§ DO THIS
Make a verbatim copy of the entries below; pictures stay out.
################
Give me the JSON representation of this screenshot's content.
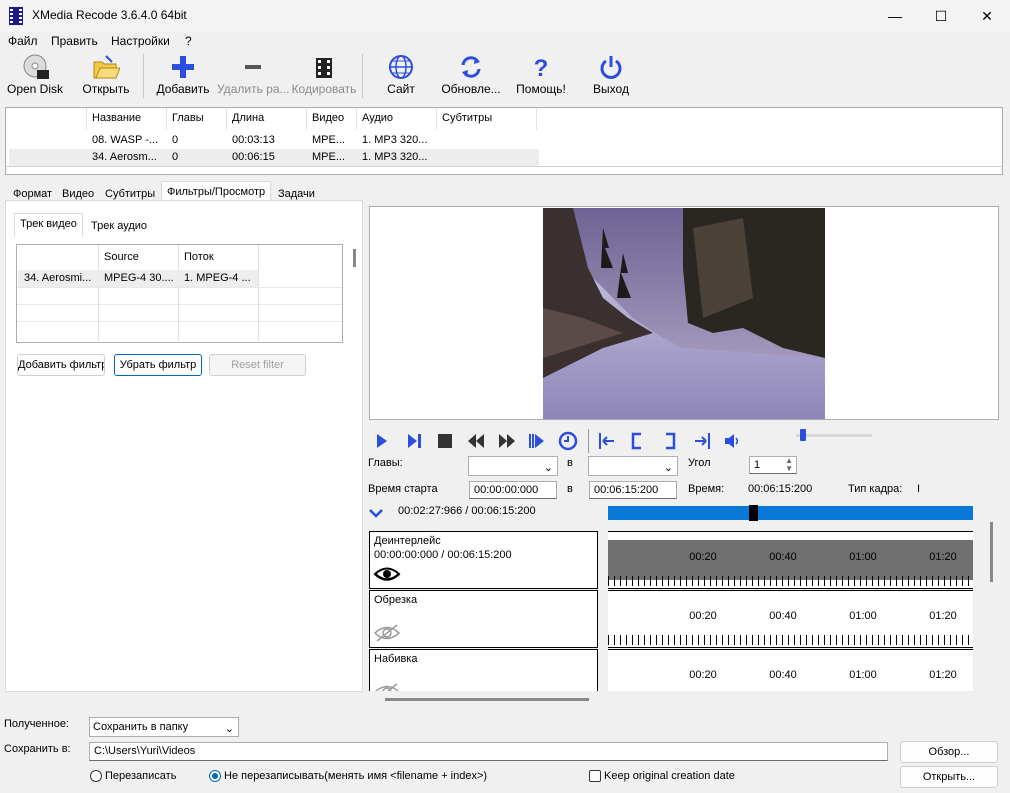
{
  "window": {
    "title": "XMedia Recode 3.6.4.0 64bit",
    "minimize": "—",
    "maximize": "☐",
    "close": "✕"
  },
  "menu": [
    "Файл",
    "Править",
    "Настройки",
    "?"
  ],
  "toolbar": {
    "open_disk": "Open Disk",
    "open": "Открыть",
    "add": "Добавить",
    "remove": "Удалить ра...",
    "encode": "Кодировать",
    "site": "Сайт",
    "update": "Обновле...",
    "help": "Помощь!",
    "exit": "Выход"
  },
  "filelist": {
    "columns": [
      "Название",
      "Главы",
      "Длина",
      "Видео",
      "Аудио",
      "Субтитры"
    ],
    "rows": [
      [
        "08. WASP -...",
        "0",
        "00:03:13",
        "MPE...",
        "1. MP3 320...",
        ""
      ],
      [
        "34. Aerosm...",
        "0",
        "00:06:15",
        "MPE...",
        "1. MP3 320...",
        ""
      ]
    ]
  },
  "tabs": [
    "Формат",
    "Видео",
    "Субтитры",
    "Фильтры/Просмотр",
    "Задачи"
  ],
  "subtabs": [
    "Трек видео",
    "Трек аудио"
  ],
  "filtertable": {
    "columns": [
      "",
      "Source",
      "Поток"
    ],
    "row": [
      "34. Aerosmi...",
      "MPEG-4 30....",
      "1. MPEG-4 ..."
    ]
  },
  "filter_buttons": {
    "add": "Добавить фильтр",
    "remove": "Убрать фильтр",
    "reset": "Reset filter"
  },
  "controls": {
    "chapters_label": "Главы:",
    "in_label": "в",
    "angle_label": "Угол",
    "angle_value": "1",
    "start_label": "Время старта",
    "start_value": "00:00:00:000",
    "end_value": "00:06:15:200",
    "time_label": "Время:",
    "time_value": "00:06:15:200",
    "frametype_label": "Тип кадра:",
    "frametype_value": "I",
    "position": "00:02:27:966 / 00:06:15:200",
    "seek_fraction": 0.395
  },
  "tracks": [
    {
      "name": "Деинтерлейс",
      "range": "00:00:00:000 / 00:06:15:200",
      "eye": "eye-open-icon"
    },
    {
      "name": "Обрезка",
      "range": "",
      "eye": "eye-closed-icon"
    },
    {
      "name": "Набивка",
      "range": "",
      "eye": "eye-closed-icon"
    }
  ],
  "timeline_ticks": [
    "00:20",
    "00:40",
    "01:00",
    "01:20"
  ],
  "output": {
    "received_label": "Полученное:",
    "received_value": "Сохранить в папку",
    "save_label": "Сохранить в:",
    "save_path": "C:\\Users\\Yuri\\Videos",
    "browse": "Обзор...",
    "open": "Открыть...",
    "overwrite": "Перезаписать",
    "no_overwrite": "Не перезаписывать(менять имя <filename + index>)",
    "keep_date": "Keep original creation date"
  },
  "colors": {
    "accent": "#2b4fdc",
    "seekbar": "#0a78d7"
  }
}
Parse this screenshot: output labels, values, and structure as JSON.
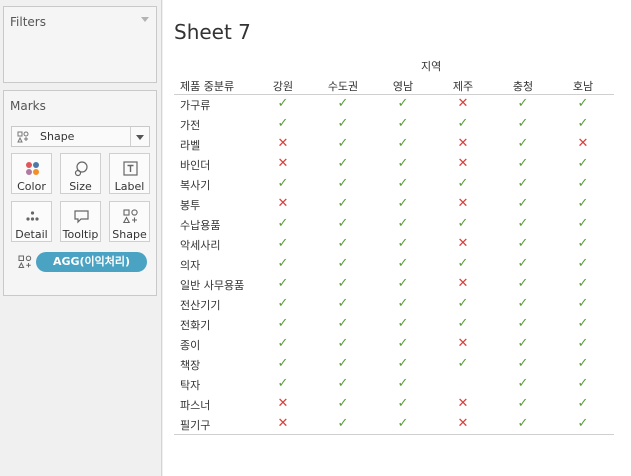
{
  "left_panel": {
    "filters_title": "Filters",
    "marks_title": "Marks",
    "mark_type": "Shape",
    "buttons": {
      "color": "Color",
      "size": "Size",
      "label": "Label",
      "detail": "Detail",
      "tooltip": "Tooltip",
      "shape": "Shape"
    },
    "shape_pill": "AGG(이익처리)"
  },
  "sheet": {
    "title": "Sheet 7",
    "column_group_title": "지역",
    "row_header": "제품 중분류",
    "columns": [
      "강원",
      "수도권",
      "영남",
      "제주",
      "충청",
      "호남"
    ],
    "rows": [
      {
        "label": "가구류",
        "marks": [
          "ok",
          "ok",
          "ok",
          "no",
          "ok",
          "ok"
        ]
      },
      {
        "label": "가전",
        "marks": [
          "ok",
          "ok",
          "ok",
          "ok",
          "ok",
          "ok"
        ]
      },
      {
        "label": "라벨",
        "marks": [
          "no",
          "ok",
          "ok",
          "no",
          "ok",
          "no"
        ]
      },
      {
        "label": "바인더",
        "marks": [
          "no",
          "ok",
          "ok",
          "no",
          "ok",
          "ok"
        ]
      },
      {
        "label": "복사기",
        "marks": [
          "ok",
          "ok",
          "ok",
          "ok",
          "ok",
          "ok"
        ]
      },
      {
        "label": "봉투",
        "marks": [
          "no",
          "ok",
          "ok",
          "no",
          "ok",
          "ok"
        ]
      },
      {
        "label": "수납용품",
        "marks": [
          "ok",
          "ok",
          "ok",
          "ok",
          "ok",
          "ok"
        ]
      },
      {
        "label": "악세사리",
        "marks": [
          "ok",
          "ok",
          "ok",
          "no",
          "ok",
          "ok"
        ]
      },
      {
        "label": "의자",
        "marks": [
          "ok",
          "ok",
          "ok",
          "ok",
          "ok",
          "ok"
        ]
      },
      {
        "label": "일반 사무용품",
        "marks": [
          "ok",
          "ok",
          "ok",
          "no",
          "ok",
          "ok"
        ]
      },
      {
        "label": "전산기기",
        "marks": [
          "ok",
          "ok",
          "ok",
          "ok",
          "ok",
          "ok"
        ]
      },
      {
        "label": "전화기",
        "marks": [
          "ok",
          "ok",
          "ok",
          "ok",
          "ok",
          "ok"
        ]
      },
      {
        "label": "종이",
        "marks": [
          "ok",
          "ok",
          "ok",
          "no",
          "ok",
          "ok"
        ]
      },
      {
        "label": "책장",
        "marks": [
          "ok",
          "ok",
          "ok",
          "ok",
          "ok",
          "ok"
        ]
      },
      {
        "label": "탁자",
        "marks": [
          "ok",
          "ok",
          "ok",
          "",
          "ok",
          "ok"
        ]
      },
      {
        "label": "파스너",
        "marks": [
          "no",
          "ok",
          "ok",
          "no",
          "ok",
          "ok"
        ]
      },
      {
        "label": "필기구",
        "marks": [
          "no",
          "ok",
          "ok",
          "no",
          "ok",
          "ok"
        ]
      }
    ],
    "glyphs": {
      "ok": "✓",
      "no": "✕"
    },
    "colors": {
      "ok": "#5b9a3b",
      "no": "#d6403c",
      "pill": "#4aa3c3"
    }
  }
}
################
§ EXERCISE OUTPUT
Give me the JSON representation of this screenshot's content.
{
  "window": {
    "title": "XMedia Recode 3.6.4.0 64bit",
    "minimize": "—",
    "maximize": "☐",
    "close": "✕"
  },
  "menu": [
    "Файл",
    "Править",
    "Настройки",
    "?"
  ],
  "toolbar": {
    "open_disk": "Open Disk",
    "open": "Открыть",
    "add": "Добавить",
    "remove": "Удалить ра...",
    "encode": "Кодировать",
    "site": "Сайт",
    "update": "Обновле...",
    "help": "Помощь!",
    "exit": "Выход"
  },
  "filelist": {
    "columns": [
      "Название",
      "Главы",
      "Длина",
      "Видео",
      "Аудио",
      "Субтитры"
    ],
    "rows": [
      [
        "08. WASP -...",
        "0",
        "00:03:13",
        "MPE...",
        "1. MP3 320...",
        ""
      ],
      [
        "34. Aerosm...",
        "0",
        "00:06:15",
        "MPE...",
        "1. MP3 320...",
        ""
      ]
    ]
  },
  "tabs": [
    "Формат",
    "Видео",
    "Субтитры",
    "Фильтры/Просмотр",
    "Задачи"
  ],
  "subtabs": [
    "Трек видео",
    "Трек аудио"
  ],
  "filtertable": {
    "columns": [
      "",
      "Source",
      "Поток"
    ],
    "row": [
      "34. Aerosmi...",
      "MPEG-4 30....",
      "1. MPEG-4 ..."
    ]
  },
  "filter_buttons": {
    "add": "Добавить фильтр",
    "remove": "Убрать фильтр",
    "reset": "Reset filter"
  },
  "controls": {
    "chapters_label": "Главы:",
    "in_label": "в",
    "angle_label": "Угол",
    "angle_value": "1",
    "start_label": "Время старта",
    "start_value": "00:00:00:000",
    "end_value": "00:06:15:200",
    "time_label": "Время:",
    "time_value": "00:06:15:200",
    "frametype_label": "Тип кадра:",
    "frametype_value": "I",
    "position": "00:02:27:966 / 00:06:15:200",
    "seek_fraction": 0.395
  },
  "tracks": [
    {
      "name": "Деинтерлейс",
      "range": "00:00:00:000 / 00:06:15:200",
      "eye": "eye-open-icon"
    },
    {
      "name": "Обрезка",
      "range": "",
      "eye": "eye-closed-icon"
    },
    {
      "name": "Набивка",
      "range": "",
      "eye": "eye-closed-icon"
    }
  ],
  "timeline_ticks": [
    "00:20",
    "00:40",
    "01:00",
    "01:20"
  ],
  "output": {
    "received_label": "Полученное:",
    "received_value": "Сохранить в папку",
    "save_label": "Сохранить в:",
    "save_path": "C:\\Users\\Yuri\\Videos",
    "browse": "Обзор...",
    "open": "Открыть...",
    "overwrite": "Перезаписать",
    "no_overwrite": "Не перезаписывать(менять имя <filename + index>)",
    "keep_date": "Keep original creation date"
  },
  "colors": {
    "accent": "#2b4fdc",
    "seekbar": "#0a78d7"
  }
}
Parse this screenshot: output labels, values, and structure as JSON.
{
  "left_panel": {
    "filters_title": "Filters",
    "marks_title": "Marks",
    "mark_type": "Shape",
    "buttons": {
      "color": "Color",
      "size": "Size",
      "label": "Label",
      "detail": "Detail",
      "tooltip": "Tooltip",
      "shape": "Shape"
    },
    "shape_pill": "AGG(이익처리)"
  },
  "sheet": {
    "title": "Sheet 7",
    "column_group_title": "지역",
    "row_header": "제품 중분류",
    "columns": [
      "강원",
      "수도권",
      "영남",
      "제주",
      "충청",
      "호남"
    ],
    "rows": [
      {
        "label": "가구류",
        "marks": [
          "ok",
          "ok",
          "ok",
          "no",
          "ok",
          "ok"
        ]
      },
      {
        "label": "가전",
        "marks": [
          "ok",
          "ok",
          "ok",
          "ok",
          "ok",
          "ok"
        ]
      },
      {
        "label": "라벨",
        "marks": [
          "no",
          "ok",
          "ok",
          "no",
          "ok",
          "no"
        ]
      },
      {
        "label": "바인더",
        "marks": [
          "no",
          "ok",
          "ok",
          "no",
          "ok",
          "ok"
        ]
      },
      {
        "label": "복사기",
        "marks": [
          "ok",
          "ok",
          "ok",
          "ok",
          "ok",
          "ok"
        ]
      },
      {
        "label": "봉투",
        "marks": [
          "no",
          "ok",
          "ok",
          "no",
          "ok",
          "ok"
        ]
      },
      {
        "label": "수납용품",
        "marks": [
          "ok",
          "ok",
          "ok",
          "ok",
          "ok",
          "ok"
        ]
      },
      {
        "label": "악세사리",
        "marks": [
          "ok",
          "ok",
          "ok",
          "no",
          "ok",
          "ok"
        ]
      },
      {
        "label": "의자",
        "marks": [
          "ok",
          "ok",
          "ok",
          "ok",
          "ok",
          "ok"
        ]
      },
      {
        "label": "일반 사무용품",
        "marks": [
          "ok",
          "ok",
          "ok",
          "no",
          "ok",
          "ok"
        ]
      },
      {
        "label": "전산기기",
        "marks": [
          "ok",
          "ok",
          "ok",
          "ok",
          "ok",
          "ok"
        ]
      },
      {
        "label": "전화기",
        "marks": [
          "ok",
          "ok",
          "ok",
          "ok",
          "ok",
          "ok"
        ]
      },
      {
        "label": "종이",
        "marks": [
          "ok",
          "ok",
          "ok",
          "no",
          "ok",
          "ok"
        ]
      },
      {
        "label": "책장",
        "marks": [
          "ok",
          "ok",
          "ok",
          "ok",
          "ok",
          "ok"
        ]
      },
      {
        "label": "탁자",
        "marks": [
          "ok",
          "ok",
          "ok",
          "",
          "ok",
          "ok"
        ]
      },
      {
        "label": "파스너",
        "marks": [
          "no",
          "ok",
          "ok",
          "no",
          "ok",
          "ok"
        ]
      },
      {
        "label": "필기구",
        "marks": [
          "no",
          "ok",
          "ok",
          "no",
          "ok",
          "ok"
        ]
      }
    ],
    "glyphs": {
      "ok": "✓",
      "no": "✕"
    },
    "colors": {
      "ok": "#5b9a3b",
      "no": "#d6403c",
      "pill": "#4aa3c3"
    }
  }
}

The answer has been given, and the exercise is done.